* **SOURCE**:

----

Surprising words for a demoniac to shout at the top of his voice to Jesus, the Son of the Most High God. “I adjure you by God?” Isn’t this more the language of the exorcist than of the one being exorcised? Perhaps this demon-possessed Gerasene man, naked, isolated among the tombs, and self-destructive, had heard those words, “I adjure you by God!” spoken over or toward him by a succession of would-be exorcists, seeking to rid him – and the country of the Gerasenes – of the Legion who possessed and tormented him. But the man spoke the words without power and without true understanding, not unlike the seven sons of Sceva, who attempted to cast out an evil spirit who taunted them that he knew Jesus and Paul, but not them, and then caused the man possessed to leap on the seven and beat them severely (Acts 19).

Exorcism, the casting out of evil spirits and influences by means of prayer, Holy Scripture, and certain liturgical actions, played an important role in Jesus’ announcement of the kingdom of God and in the apostolic witness to Jesus as Messiah and Lord. Through the centuries the Church has continued to practice exorcism, and not only in the rather spectacular form of casting out demons that excites the interest of the curious and the prurient (which is why the Church so closely guards the practice). Exorcisms have formed a part of the baptismal preparation of catechumens from very early on in the Church, and exorcisms continue to form a part of the baptismal preparation in the Catholic and Orthodox rites for catechumens, as well as in the Episcopalian rites for catechumens in The Book of Occasional Services (admittedly, in an informal and optional way in these Episcopalian rites).

----

* **SET TASK A**:
In which book does the passage on exorcism say the Episcopalian rites for catechumens appear?
The passage on exorcism and the entries that follow have no connection to each other.

----

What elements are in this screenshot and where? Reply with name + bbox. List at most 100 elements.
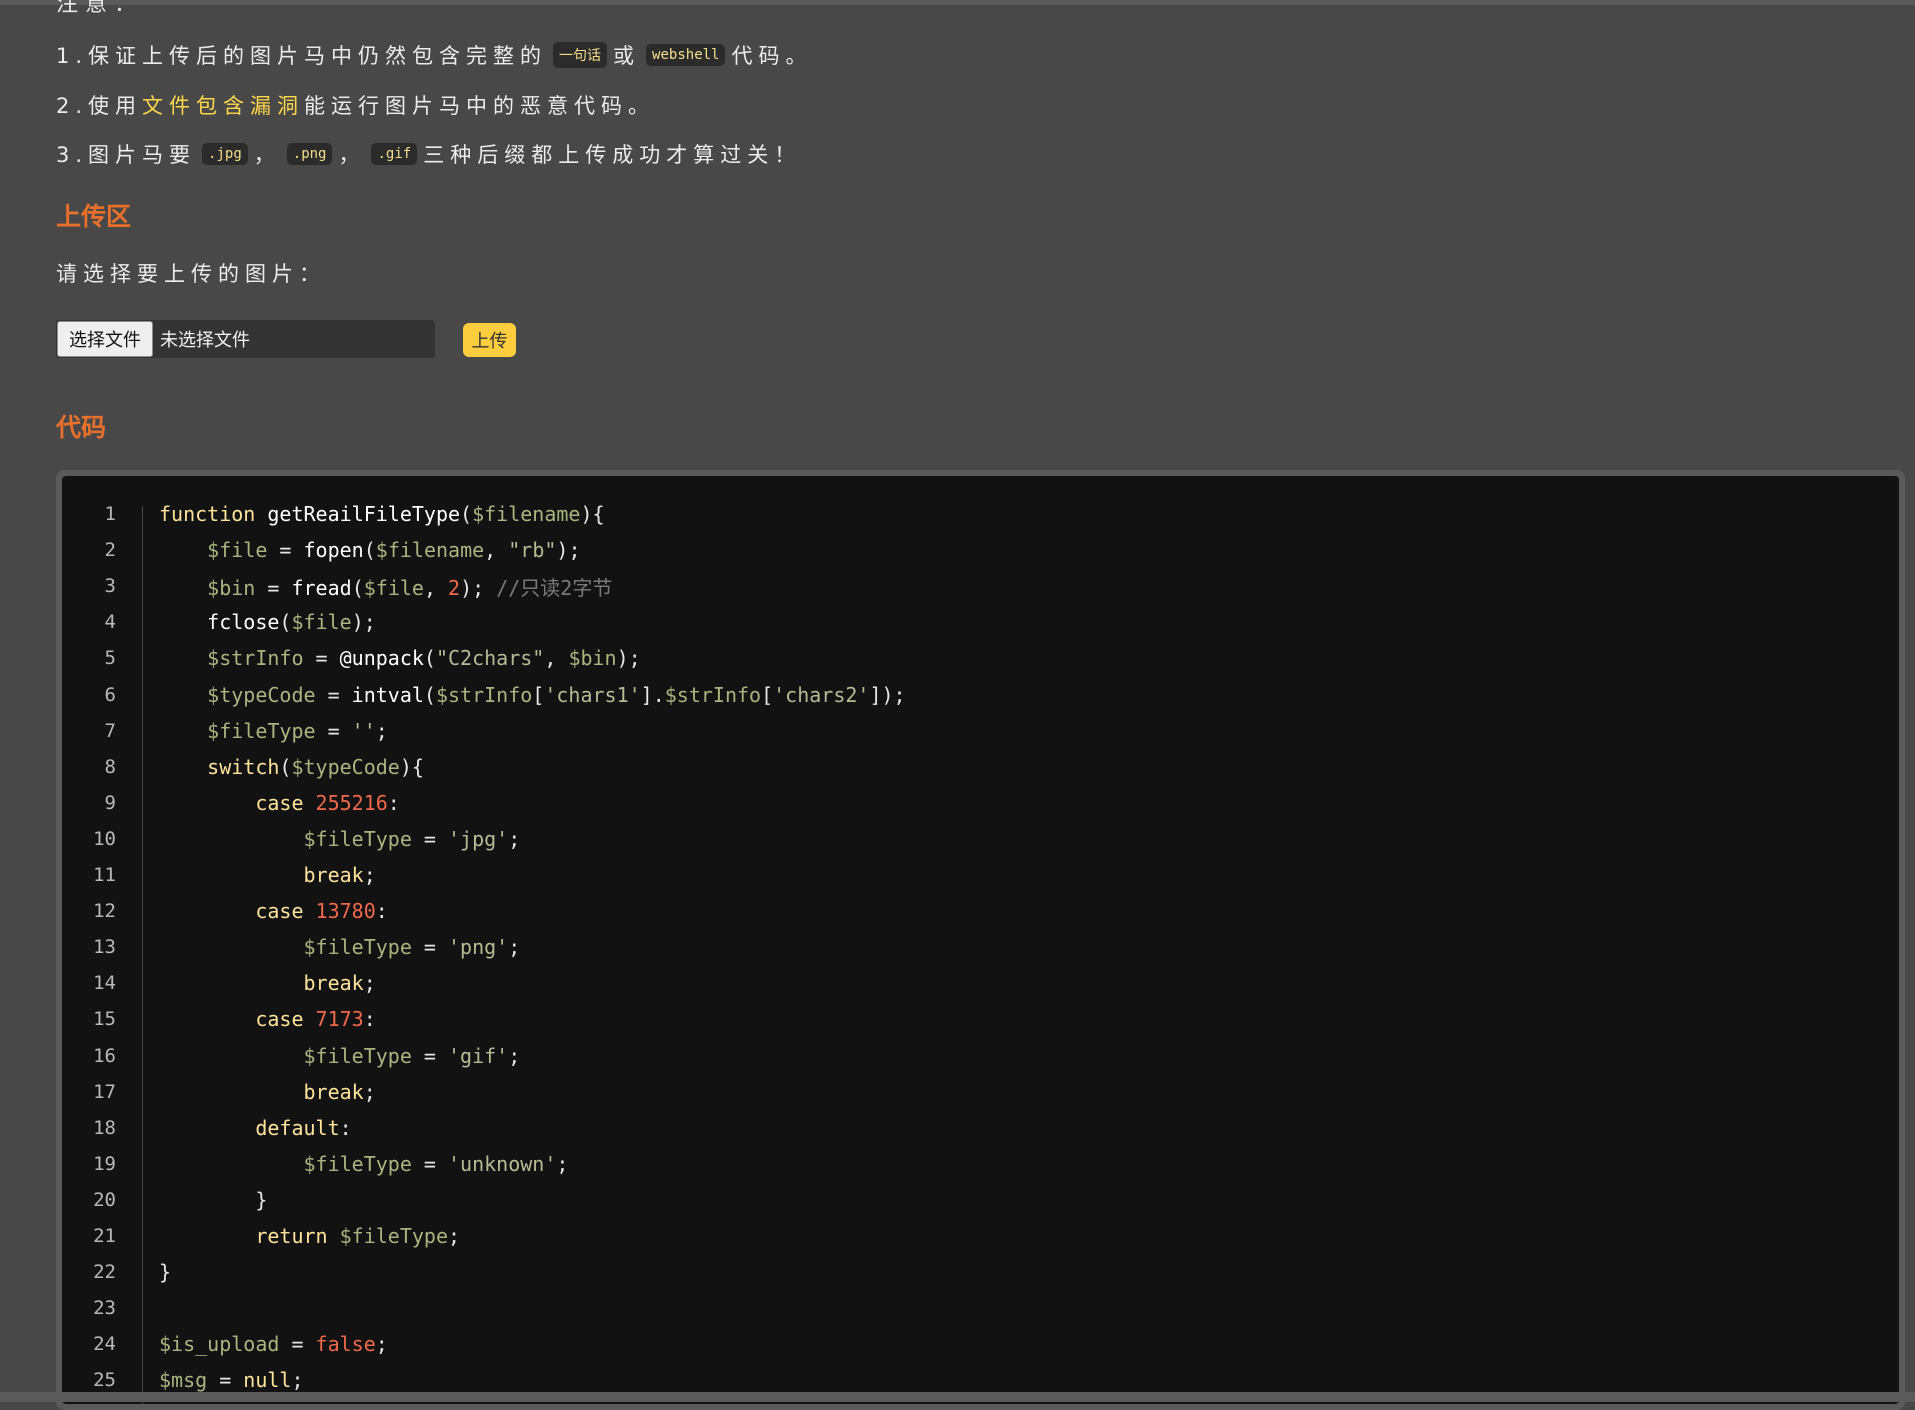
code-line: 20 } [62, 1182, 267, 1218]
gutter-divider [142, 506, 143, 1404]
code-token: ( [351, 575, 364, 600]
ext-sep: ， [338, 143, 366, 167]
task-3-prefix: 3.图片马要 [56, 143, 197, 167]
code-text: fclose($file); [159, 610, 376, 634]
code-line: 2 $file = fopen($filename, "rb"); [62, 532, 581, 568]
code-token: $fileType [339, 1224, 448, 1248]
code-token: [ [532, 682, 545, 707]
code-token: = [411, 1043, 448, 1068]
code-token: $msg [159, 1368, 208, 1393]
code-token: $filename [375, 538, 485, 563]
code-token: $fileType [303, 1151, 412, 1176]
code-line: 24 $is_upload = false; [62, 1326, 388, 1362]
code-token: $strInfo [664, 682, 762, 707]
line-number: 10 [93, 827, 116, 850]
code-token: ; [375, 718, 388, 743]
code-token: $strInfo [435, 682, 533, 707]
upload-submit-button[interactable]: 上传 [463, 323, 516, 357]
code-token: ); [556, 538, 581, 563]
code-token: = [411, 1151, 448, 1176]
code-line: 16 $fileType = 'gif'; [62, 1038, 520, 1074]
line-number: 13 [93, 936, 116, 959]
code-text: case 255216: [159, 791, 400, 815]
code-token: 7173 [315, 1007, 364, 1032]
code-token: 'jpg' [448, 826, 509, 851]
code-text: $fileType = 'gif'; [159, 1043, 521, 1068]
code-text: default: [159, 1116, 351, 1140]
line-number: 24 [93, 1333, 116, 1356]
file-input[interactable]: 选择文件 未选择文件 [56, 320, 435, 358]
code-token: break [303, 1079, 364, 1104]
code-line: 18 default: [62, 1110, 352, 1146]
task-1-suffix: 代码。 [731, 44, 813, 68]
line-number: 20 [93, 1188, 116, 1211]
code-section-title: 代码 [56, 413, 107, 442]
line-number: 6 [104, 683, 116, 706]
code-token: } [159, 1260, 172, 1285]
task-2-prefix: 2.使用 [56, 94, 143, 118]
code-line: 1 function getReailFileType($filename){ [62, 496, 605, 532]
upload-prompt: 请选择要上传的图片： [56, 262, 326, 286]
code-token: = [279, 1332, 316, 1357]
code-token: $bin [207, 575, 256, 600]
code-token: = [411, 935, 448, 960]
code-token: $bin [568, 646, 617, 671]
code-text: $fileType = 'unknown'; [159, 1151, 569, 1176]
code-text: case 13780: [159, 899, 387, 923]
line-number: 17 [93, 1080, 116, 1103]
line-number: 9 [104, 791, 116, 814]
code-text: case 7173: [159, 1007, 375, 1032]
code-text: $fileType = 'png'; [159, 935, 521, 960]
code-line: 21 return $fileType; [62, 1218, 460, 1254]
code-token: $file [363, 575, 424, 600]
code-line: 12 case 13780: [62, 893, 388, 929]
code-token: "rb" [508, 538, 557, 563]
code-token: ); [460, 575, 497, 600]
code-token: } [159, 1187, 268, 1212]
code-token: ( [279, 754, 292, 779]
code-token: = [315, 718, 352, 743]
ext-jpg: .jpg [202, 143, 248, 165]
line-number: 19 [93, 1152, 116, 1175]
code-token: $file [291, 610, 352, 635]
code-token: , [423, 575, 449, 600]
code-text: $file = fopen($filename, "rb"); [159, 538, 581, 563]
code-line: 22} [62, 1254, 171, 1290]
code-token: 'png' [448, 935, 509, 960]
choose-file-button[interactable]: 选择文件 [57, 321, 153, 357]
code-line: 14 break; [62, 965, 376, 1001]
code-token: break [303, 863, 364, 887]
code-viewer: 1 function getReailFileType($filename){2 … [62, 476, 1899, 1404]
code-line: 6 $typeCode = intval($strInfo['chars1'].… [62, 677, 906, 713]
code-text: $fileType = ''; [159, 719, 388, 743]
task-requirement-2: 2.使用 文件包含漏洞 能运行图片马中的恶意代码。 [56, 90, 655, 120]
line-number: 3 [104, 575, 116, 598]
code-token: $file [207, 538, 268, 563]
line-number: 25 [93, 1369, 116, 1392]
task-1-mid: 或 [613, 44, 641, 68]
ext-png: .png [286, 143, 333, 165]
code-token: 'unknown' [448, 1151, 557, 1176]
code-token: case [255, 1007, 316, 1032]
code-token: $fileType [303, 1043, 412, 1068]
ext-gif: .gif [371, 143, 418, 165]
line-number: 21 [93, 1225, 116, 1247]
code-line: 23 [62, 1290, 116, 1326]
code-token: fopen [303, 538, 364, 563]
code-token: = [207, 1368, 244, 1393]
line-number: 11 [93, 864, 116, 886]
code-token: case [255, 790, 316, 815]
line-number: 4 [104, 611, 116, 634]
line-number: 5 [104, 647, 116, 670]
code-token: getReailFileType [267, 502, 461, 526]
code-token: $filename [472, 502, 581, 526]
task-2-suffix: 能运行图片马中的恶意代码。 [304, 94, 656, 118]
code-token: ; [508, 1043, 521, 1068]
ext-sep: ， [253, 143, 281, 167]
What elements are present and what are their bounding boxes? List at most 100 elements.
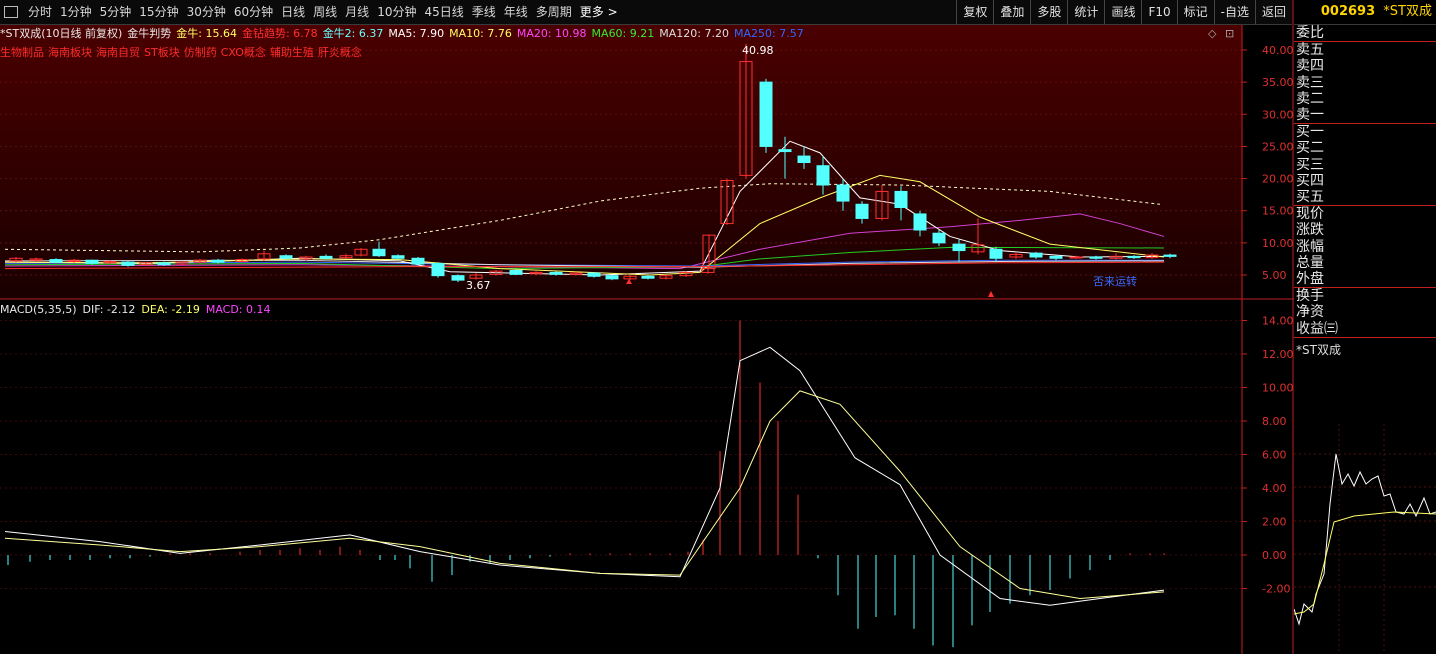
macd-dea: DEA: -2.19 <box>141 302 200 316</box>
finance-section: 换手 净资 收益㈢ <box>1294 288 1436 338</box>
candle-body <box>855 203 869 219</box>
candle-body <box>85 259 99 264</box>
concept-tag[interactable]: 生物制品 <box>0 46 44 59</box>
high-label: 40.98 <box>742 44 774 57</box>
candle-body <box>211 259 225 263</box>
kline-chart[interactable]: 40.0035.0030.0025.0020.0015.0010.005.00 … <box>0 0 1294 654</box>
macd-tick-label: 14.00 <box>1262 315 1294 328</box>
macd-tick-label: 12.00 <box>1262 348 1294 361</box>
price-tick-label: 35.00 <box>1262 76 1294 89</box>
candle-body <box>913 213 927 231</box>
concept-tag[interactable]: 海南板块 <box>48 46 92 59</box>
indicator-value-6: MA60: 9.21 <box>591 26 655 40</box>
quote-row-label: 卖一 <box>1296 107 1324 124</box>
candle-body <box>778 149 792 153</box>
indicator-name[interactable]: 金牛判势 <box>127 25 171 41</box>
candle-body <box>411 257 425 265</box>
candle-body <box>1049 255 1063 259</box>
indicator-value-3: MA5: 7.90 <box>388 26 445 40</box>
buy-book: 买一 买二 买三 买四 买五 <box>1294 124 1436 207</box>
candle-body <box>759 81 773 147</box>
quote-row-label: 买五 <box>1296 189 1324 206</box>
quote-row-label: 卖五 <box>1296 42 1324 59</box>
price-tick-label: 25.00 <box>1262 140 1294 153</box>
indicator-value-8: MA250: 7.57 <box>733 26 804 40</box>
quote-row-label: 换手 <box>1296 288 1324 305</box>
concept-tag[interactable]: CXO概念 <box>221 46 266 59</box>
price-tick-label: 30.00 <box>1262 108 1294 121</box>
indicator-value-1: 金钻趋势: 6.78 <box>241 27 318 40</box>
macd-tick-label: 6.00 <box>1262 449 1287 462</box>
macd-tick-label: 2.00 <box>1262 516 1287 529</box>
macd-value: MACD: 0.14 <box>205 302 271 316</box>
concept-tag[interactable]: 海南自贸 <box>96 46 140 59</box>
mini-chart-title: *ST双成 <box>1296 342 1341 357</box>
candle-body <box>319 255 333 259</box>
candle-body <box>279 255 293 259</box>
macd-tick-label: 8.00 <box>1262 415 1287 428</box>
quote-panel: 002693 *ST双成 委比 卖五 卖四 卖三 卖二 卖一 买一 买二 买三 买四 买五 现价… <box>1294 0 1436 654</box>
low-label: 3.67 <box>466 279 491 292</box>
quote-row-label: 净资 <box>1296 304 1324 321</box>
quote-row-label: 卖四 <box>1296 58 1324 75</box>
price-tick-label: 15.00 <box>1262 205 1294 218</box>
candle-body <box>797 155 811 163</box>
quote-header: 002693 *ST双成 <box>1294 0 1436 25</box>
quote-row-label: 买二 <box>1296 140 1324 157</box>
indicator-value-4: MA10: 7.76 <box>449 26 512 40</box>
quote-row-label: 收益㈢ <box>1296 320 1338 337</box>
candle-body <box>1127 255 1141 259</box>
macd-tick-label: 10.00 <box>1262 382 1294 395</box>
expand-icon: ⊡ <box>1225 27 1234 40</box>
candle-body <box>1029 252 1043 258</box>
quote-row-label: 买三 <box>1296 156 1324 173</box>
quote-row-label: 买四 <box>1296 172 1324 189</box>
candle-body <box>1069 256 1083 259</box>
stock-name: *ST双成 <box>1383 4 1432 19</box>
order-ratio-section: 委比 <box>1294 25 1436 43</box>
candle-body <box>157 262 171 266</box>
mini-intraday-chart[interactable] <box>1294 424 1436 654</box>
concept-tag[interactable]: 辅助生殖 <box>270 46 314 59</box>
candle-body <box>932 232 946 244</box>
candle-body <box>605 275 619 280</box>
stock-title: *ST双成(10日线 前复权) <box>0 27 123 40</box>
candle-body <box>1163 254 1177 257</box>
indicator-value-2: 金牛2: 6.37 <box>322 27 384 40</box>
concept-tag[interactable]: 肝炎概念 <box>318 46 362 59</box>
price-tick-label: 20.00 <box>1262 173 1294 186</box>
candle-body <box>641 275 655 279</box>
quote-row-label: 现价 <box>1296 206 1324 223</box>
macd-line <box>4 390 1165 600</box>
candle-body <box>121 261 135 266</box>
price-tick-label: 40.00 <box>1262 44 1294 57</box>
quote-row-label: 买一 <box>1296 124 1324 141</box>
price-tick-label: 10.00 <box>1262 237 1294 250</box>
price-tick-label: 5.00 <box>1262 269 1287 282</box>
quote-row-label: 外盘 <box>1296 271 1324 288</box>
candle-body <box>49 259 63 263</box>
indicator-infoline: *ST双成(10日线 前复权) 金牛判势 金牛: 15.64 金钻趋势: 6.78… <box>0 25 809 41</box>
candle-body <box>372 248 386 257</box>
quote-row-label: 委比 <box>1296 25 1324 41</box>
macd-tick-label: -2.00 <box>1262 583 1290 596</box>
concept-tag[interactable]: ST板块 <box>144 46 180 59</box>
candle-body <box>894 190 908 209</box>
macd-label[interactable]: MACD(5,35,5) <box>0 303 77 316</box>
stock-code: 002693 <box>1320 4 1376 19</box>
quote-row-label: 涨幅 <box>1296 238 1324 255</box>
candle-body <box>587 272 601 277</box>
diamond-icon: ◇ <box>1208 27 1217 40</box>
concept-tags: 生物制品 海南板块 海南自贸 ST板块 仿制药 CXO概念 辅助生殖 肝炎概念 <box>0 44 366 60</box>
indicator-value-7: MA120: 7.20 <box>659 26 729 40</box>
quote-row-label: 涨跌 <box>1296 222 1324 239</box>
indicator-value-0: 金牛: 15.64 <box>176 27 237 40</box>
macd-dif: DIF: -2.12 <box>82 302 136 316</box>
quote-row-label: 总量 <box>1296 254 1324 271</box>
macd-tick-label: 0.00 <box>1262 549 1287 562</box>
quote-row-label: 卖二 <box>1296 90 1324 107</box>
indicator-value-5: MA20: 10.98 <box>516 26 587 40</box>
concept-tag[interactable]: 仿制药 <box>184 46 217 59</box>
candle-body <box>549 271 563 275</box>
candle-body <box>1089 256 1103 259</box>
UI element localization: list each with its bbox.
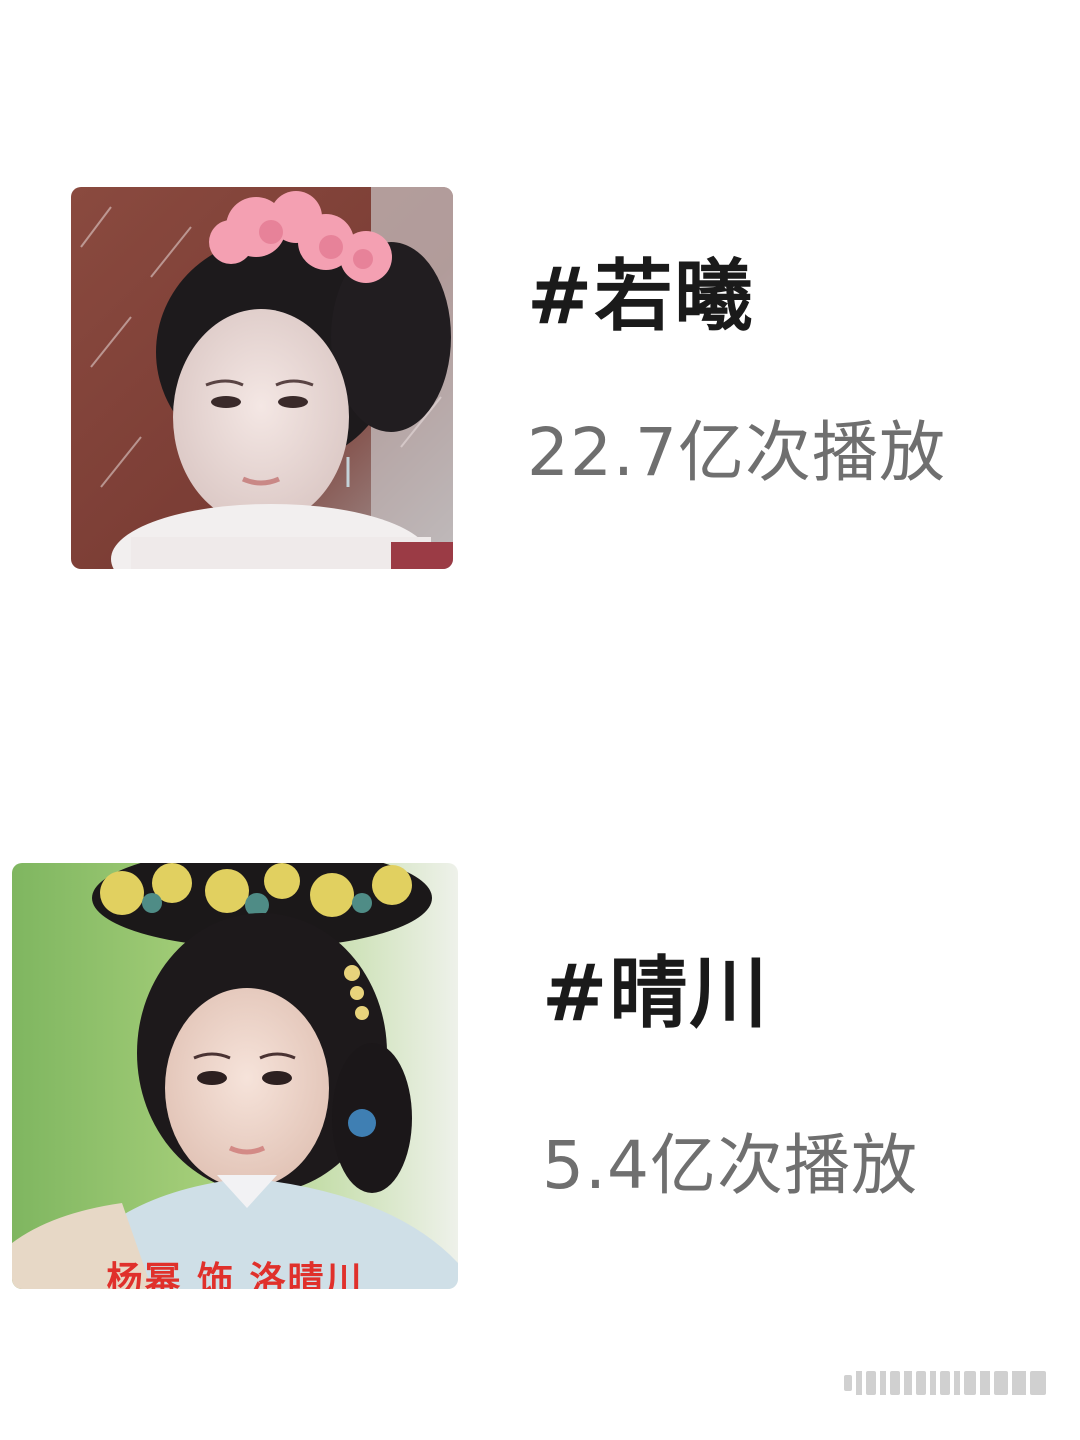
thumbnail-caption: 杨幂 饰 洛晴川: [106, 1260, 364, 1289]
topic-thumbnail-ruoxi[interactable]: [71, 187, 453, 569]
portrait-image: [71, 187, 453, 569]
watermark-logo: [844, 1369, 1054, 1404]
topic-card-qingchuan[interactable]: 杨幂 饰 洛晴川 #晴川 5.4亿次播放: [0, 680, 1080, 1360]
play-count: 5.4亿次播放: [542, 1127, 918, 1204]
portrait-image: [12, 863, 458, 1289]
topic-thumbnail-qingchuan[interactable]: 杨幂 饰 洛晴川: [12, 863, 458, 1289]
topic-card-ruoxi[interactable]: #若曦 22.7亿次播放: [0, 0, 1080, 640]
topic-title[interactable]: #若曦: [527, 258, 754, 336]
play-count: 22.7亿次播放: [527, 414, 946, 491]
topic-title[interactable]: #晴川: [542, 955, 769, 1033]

----

* **SET TASK B**:
From the entries, copy out verbatim the part that opens with the line containing "1182, 267, 1218]" and closes with the line containing "code-token: $filename [375, 538, 485, 563]", including both of those lines.

* **WRITTEN SOLUTION A**:
The Book of Occasional Services.

* **WRITTEN SOLUTION B**:
code-line: 20 } [62, 1182, 267, 1218]
gutter-divider [142, 506, 143, 1404]
code-token: ( [351, 575, 364, 600]
ext-sep: ， [338, 143, 366, 167]
task-3-prefix: 3.图片马要 [56, 143, 197, 167]
code-text: fclose($file); [159, 610, 376, 634]
code-line: 2 $file = fopen($filename, "rb"); [62, 532, 581, 568]
code-token: $fileType [339, 1224, 448, 1248]
code-token: [ [532, 682, 545, 707]
code-token: = [411, 1043, 448, 1068]
code-token: $msg [159, 1368, 208, 1393]
code-token: $filename [375, 538, 485, 563]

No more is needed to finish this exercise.